§ **Task objective**
Assemble all lines in which the string "later" appears.

(Dataset records)
----

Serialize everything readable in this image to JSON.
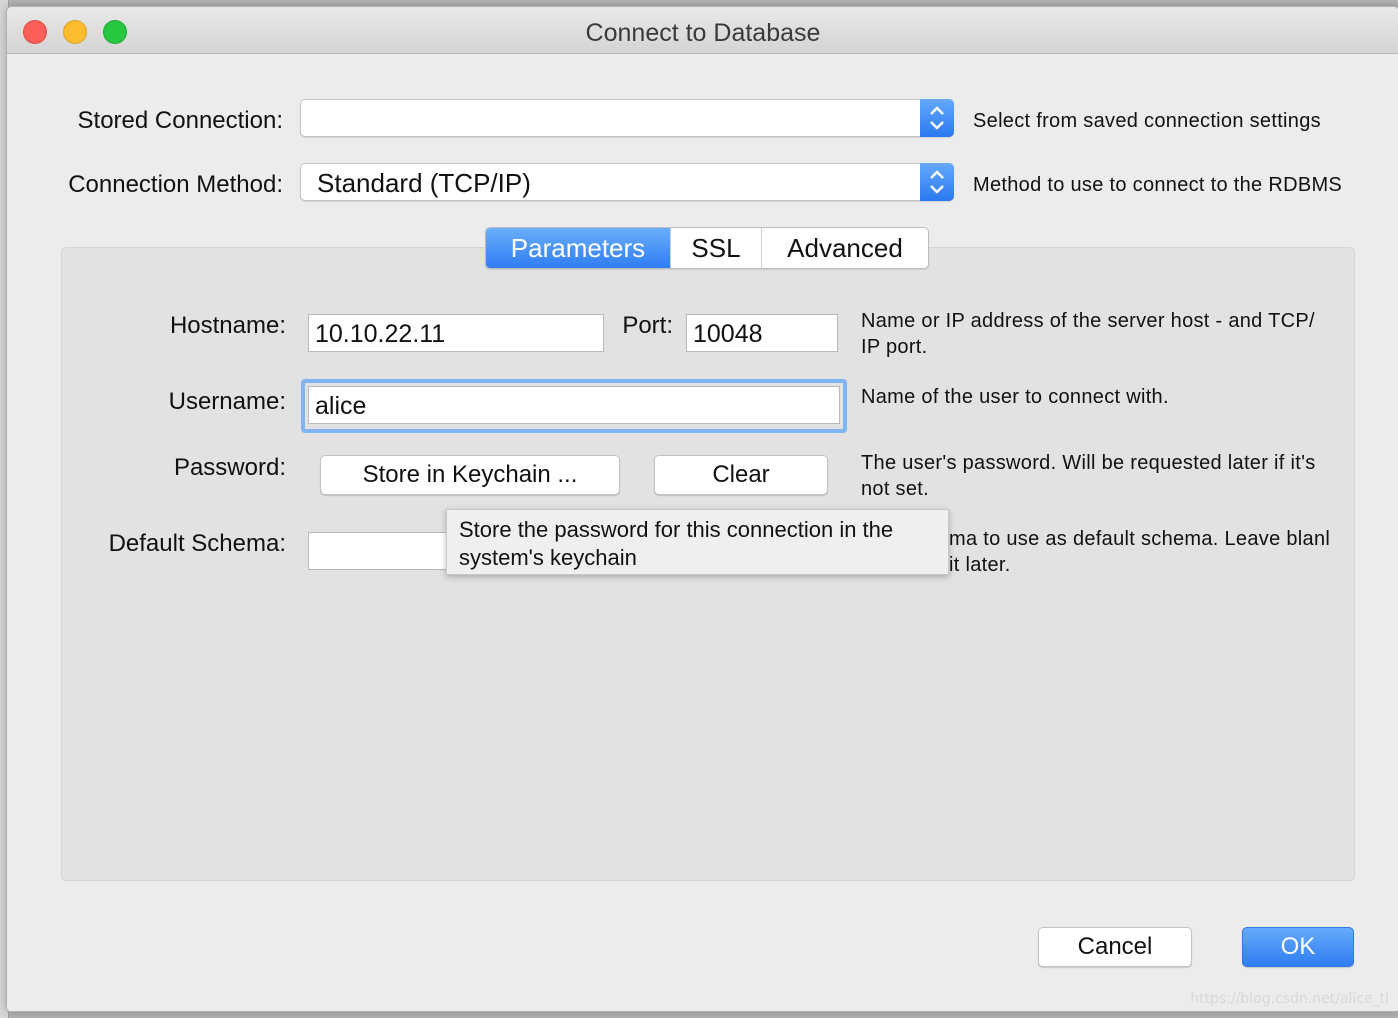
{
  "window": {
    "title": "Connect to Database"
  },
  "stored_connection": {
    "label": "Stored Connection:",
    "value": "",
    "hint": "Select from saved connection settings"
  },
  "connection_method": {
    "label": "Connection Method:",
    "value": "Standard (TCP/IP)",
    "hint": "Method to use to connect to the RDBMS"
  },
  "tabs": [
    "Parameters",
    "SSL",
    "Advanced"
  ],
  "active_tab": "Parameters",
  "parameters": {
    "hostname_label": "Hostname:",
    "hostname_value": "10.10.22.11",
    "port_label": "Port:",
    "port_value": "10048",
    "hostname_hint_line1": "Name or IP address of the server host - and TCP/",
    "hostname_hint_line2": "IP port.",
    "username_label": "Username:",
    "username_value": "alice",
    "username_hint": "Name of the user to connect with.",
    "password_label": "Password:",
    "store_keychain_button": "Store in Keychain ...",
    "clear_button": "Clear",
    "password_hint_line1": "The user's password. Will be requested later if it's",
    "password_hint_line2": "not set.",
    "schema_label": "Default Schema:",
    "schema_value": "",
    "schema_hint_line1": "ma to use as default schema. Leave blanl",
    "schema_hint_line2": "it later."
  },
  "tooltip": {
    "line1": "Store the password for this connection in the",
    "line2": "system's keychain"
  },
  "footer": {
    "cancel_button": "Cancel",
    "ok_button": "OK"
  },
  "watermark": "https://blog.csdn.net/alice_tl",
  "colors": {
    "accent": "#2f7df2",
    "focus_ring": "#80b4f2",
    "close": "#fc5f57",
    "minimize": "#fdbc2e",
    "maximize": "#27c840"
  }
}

----

§ **Answer to the problem**
    "password_hint_line1": "The user's password. Will be requested later if it's",
    "schema_hint_line2": "it later."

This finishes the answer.